Document text:

::::::

I dunno. I might be talking out of my ass here.

 

[blacksmithy]

retail limited makes me rage and my cube makes me happy so i think my cube is type B, this tracks

 

[TrainmasterGT]

So, one thing I've noticed is that the "decks not cards" philosophy pushes you towards two conflicting extremes:

A) WotC-Style Limited Cube, where you have a bunch of overlapping "themes", with bombs inside those themes that help pull things together.
B) Constructed-Style Cube, where you have a number of "ideal" decks (with engines and payoffs) that people are building towards.

My (unsubstantiated) hunch is that the people who are advocating for plentiful fixing have lists that lean towards B. Like, you definitely can have an A-style cube with incredible fixing or a B-style cube with terrible fixing, but at first blush I'd say that B-style cubes are more likely to be color-hungry.

I dunno. I might be talking out of my ass here.

I think that's roughly correct. I think it might have to do a little more with environment speed than simply "more like constructed" or "more like retail." A lightning-fast retail style format (like one mirroring triple Zendikar, for example), is probably going to want more fixing than a format mirroring a grindier format like, say, Hour of Devastation Hour of Devastation Amonkhet.

Good observation!

TL;DR: fixing % does increase very rapidly as cycles are added. But available cards per pair decreases as lands are added so we should try to find a balance. Fixing efficacy caps out relatively quickly, and also quickly becomes a meaningful reduction in available choices. That can mean reduction in viable archetype "flavors" drafted.

::::::

Listed entries:
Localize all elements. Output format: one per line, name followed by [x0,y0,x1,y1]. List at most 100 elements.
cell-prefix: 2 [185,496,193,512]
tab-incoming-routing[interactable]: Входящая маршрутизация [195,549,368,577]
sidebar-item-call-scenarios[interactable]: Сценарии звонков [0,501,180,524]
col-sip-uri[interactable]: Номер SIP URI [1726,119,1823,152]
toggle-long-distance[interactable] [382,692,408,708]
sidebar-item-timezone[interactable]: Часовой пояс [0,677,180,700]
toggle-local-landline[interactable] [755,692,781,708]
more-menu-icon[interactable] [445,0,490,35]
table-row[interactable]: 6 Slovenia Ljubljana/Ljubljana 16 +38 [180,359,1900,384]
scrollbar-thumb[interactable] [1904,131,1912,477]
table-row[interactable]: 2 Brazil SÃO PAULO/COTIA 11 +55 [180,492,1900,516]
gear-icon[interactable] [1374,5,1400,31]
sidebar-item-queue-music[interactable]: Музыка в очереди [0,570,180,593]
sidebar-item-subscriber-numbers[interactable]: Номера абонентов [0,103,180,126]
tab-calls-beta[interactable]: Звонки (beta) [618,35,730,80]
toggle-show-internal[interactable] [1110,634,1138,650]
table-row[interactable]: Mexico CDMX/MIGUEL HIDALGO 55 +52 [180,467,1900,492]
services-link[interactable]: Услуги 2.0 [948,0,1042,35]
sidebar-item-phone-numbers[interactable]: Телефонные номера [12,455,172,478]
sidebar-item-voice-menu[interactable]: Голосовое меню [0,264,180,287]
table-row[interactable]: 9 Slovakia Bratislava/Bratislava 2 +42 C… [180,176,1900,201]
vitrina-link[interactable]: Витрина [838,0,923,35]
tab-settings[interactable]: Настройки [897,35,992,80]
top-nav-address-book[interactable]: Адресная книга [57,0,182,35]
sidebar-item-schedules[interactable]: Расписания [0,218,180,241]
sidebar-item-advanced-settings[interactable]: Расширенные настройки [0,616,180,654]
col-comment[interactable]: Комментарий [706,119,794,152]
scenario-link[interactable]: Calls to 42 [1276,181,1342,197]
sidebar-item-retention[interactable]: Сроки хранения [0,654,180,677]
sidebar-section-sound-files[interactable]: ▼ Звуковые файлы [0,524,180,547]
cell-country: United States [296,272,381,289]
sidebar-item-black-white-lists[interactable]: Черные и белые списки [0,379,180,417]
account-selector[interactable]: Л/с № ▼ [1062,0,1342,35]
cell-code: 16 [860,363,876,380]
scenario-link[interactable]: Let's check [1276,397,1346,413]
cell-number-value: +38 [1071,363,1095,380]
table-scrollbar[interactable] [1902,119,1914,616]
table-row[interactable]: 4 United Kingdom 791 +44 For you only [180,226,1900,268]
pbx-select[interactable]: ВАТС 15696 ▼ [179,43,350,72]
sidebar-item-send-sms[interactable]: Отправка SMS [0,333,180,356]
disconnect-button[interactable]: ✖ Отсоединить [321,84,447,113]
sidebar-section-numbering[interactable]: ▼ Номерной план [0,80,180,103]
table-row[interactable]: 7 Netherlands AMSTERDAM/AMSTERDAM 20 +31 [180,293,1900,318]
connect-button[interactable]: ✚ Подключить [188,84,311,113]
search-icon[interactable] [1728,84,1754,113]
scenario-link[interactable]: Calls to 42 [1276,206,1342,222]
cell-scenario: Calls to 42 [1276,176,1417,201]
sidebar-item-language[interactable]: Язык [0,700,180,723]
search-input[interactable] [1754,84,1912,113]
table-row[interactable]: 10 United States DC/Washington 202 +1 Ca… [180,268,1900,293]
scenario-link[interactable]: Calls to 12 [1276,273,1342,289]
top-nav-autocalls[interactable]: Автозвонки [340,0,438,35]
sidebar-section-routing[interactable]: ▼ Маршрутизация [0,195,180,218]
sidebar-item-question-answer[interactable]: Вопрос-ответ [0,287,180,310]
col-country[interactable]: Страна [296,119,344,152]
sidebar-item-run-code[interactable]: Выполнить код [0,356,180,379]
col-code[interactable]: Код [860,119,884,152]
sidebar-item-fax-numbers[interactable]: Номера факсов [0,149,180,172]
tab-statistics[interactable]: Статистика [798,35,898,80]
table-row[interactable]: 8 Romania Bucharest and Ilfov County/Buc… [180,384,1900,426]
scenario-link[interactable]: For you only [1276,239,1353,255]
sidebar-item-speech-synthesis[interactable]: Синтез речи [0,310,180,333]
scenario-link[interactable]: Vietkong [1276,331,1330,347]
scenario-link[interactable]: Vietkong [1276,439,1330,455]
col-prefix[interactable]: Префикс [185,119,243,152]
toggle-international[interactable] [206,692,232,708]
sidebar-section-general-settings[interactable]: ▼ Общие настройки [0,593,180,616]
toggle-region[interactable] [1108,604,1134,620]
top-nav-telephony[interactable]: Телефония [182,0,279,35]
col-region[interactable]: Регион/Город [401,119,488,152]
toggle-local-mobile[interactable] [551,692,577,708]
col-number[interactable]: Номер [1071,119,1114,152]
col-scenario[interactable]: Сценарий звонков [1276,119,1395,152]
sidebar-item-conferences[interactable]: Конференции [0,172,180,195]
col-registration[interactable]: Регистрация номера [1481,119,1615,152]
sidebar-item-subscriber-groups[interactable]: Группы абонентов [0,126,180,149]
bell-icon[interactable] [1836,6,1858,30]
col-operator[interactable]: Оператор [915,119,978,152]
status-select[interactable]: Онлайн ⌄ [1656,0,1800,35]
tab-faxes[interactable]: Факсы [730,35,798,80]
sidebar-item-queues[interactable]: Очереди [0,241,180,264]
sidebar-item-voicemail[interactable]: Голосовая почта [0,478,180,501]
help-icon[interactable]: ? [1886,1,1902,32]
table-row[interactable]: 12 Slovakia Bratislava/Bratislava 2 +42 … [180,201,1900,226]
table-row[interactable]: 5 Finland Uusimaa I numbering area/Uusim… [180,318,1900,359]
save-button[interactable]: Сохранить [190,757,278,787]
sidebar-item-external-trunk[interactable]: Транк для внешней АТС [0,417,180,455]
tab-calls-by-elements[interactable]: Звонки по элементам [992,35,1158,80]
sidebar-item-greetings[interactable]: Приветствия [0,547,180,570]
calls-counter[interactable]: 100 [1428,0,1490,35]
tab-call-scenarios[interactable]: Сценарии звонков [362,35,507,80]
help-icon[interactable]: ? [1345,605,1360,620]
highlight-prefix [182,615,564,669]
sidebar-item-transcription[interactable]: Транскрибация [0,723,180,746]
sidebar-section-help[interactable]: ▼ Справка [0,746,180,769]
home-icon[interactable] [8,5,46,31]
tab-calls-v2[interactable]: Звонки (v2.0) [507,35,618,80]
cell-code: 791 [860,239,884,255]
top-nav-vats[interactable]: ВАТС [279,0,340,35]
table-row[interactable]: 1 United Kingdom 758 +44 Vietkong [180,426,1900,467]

::::::

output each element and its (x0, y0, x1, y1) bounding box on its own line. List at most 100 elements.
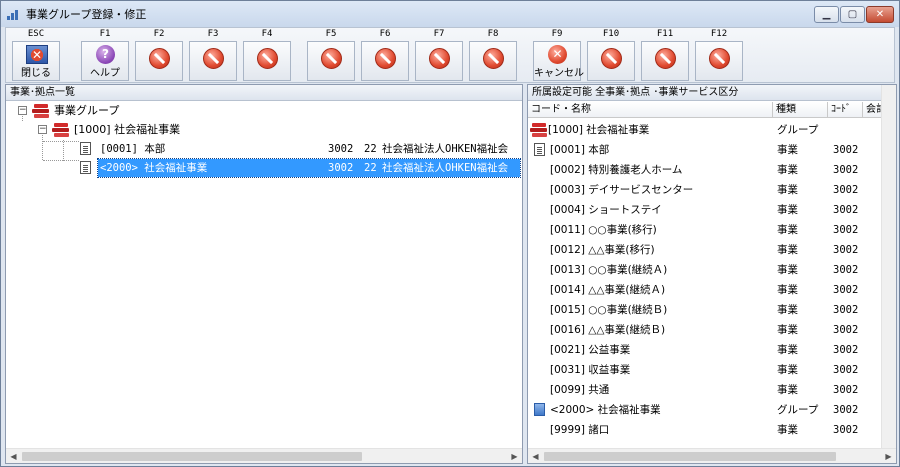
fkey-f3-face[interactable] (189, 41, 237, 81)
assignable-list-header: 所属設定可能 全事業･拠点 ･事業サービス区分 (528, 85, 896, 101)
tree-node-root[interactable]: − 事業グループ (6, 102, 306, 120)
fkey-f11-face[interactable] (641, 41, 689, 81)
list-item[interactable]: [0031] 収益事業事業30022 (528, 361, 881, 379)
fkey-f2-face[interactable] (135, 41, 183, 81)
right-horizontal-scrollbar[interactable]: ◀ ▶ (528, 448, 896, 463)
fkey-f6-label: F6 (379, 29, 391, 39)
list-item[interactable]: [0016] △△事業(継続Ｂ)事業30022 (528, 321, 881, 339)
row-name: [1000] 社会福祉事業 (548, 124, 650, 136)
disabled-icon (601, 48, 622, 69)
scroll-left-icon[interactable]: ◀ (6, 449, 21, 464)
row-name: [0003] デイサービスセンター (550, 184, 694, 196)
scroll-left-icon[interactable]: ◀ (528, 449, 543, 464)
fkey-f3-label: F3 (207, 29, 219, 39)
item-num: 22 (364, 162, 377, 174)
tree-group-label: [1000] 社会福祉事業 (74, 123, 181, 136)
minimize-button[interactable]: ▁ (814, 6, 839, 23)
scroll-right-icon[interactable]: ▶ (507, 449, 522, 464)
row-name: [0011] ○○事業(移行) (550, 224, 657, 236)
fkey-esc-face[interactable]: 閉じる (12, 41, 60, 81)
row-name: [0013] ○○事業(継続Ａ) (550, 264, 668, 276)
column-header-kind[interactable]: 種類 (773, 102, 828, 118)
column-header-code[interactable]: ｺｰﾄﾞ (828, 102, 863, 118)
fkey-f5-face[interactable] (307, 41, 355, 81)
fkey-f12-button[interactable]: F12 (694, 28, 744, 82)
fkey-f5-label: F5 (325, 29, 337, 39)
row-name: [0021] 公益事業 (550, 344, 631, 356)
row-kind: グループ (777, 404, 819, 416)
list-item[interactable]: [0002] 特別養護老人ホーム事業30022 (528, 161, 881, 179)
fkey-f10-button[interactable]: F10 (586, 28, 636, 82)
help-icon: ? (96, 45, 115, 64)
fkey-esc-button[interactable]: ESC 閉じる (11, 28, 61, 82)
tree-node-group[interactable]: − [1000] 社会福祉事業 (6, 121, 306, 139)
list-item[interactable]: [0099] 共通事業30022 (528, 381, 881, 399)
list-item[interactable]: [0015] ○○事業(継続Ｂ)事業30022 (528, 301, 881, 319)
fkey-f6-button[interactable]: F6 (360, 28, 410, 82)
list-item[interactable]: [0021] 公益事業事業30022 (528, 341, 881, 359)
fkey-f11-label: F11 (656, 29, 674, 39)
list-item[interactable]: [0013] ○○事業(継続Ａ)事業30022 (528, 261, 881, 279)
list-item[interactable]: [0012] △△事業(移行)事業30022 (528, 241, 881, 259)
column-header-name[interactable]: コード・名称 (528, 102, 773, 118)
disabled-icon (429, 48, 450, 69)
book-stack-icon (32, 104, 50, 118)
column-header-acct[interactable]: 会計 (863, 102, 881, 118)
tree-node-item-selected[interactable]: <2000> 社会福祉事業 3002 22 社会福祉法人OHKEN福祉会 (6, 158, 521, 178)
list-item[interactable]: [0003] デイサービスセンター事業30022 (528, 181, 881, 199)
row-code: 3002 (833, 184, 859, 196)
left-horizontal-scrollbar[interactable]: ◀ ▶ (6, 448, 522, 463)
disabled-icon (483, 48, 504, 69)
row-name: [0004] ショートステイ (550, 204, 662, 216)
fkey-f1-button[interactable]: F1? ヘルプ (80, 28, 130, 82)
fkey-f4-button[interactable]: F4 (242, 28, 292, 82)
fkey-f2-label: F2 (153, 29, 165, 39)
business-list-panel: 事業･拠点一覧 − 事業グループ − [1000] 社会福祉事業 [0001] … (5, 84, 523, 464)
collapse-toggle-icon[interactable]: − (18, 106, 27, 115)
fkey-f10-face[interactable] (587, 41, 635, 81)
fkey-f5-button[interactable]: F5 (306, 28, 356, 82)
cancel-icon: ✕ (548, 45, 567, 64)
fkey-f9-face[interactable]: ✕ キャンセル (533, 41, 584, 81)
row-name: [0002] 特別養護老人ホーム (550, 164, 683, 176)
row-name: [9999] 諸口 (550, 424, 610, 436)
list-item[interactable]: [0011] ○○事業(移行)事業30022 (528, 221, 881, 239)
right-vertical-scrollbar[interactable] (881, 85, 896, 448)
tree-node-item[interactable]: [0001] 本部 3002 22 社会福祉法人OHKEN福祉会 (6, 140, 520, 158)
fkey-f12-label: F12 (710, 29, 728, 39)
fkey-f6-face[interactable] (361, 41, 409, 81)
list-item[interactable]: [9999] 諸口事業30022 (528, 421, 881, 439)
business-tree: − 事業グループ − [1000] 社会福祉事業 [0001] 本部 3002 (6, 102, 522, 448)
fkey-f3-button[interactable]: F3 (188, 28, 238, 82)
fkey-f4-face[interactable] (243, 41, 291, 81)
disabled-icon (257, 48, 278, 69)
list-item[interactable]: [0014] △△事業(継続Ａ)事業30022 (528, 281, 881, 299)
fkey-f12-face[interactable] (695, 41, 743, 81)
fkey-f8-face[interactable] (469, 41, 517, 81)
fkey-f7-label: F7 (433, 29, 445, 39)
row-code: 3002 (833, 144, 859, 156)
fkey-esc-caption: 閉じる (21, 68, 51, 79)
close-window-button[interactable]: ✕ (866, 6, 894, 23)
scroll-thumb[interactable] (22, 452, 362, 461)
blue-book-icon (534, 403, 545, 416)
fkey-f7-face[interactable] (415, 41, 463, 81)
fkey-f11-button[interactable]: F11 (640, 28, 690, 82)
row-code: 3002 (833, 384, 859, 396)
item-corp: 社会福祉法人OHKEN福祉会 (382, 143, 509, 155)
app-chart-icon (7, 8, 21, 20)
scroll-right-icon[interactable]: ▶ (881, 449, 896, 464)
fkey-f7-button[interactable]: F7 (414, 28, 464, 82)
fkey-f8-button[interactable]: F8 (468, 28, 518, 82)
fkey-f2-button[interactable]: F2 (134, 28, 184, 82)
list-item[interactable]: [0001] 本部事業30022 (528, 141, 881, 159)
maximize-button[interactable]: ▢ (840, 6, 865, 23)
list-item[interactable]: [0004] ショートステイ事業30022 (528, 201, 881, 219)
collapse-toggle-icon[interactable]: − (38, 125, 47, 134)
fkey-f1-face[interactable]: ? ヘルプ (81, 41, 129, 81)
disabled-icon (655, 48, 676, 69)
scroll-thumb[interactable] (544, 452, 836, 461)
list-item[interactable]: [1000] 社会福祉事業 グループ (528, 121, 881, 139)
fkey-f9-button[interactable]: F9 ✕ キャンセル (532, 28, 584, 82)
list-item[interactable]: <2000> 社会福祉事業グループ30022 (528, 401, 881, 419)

::::::

Short task: Copy out the whole forum discussion on fixing in cube drafts, word for word.

Written solution:
I dunno. I might be talking out of my ass here.

 

[blacksmithy]

retail limited makes me rage and my cube makes me happy so i think my cube is type B, this tracks

 

[TrainmasterGT]

So, one thing I've noticed is that the "decks not cards" philosophy pushes you towards two conflicting extremes:

A) WotC-Style Limited Cube, where you have a bunch of overlapping "themes", with bombs inside those themes that help pull things together.
B) Constructed-Style Cube, where you have a number of "ideal" decks (with engines and payoffs) that people are building towards.

My (unsubstantiated) hunch is that the people who are advocating for plentiful fixing have lists that lean towards B. Like, you definitely can have an A-style cube with incredible fixing or a B-style cube with terrible fixing, but at first blush I'd say that B-style cubes are more likely to be color-hungry.

I dunno. I might be talking out of my ass here.

I think that's roughly correct. I think it might have to do a little more with environment speed than simply "more like constructed" or "more like retail." A lightning-fast retail style format (like one mirroring triple Zendikar, for example), is probably going to want more fixing than a format mirroring a grindier format like, say, Hour of Devastation Hour of Devastation Amonkhet.

Good observation!

TL;DR: fixing % does increase very rapidly as cycles are added. But available cards per pair decreases as lands are added so we should try to find a balance. Fixing efficacy caps out relatively quickly, and also quickly becomes a meaningful reduction in available choices. That can mean reduction in viable archetype "flavors" drafted.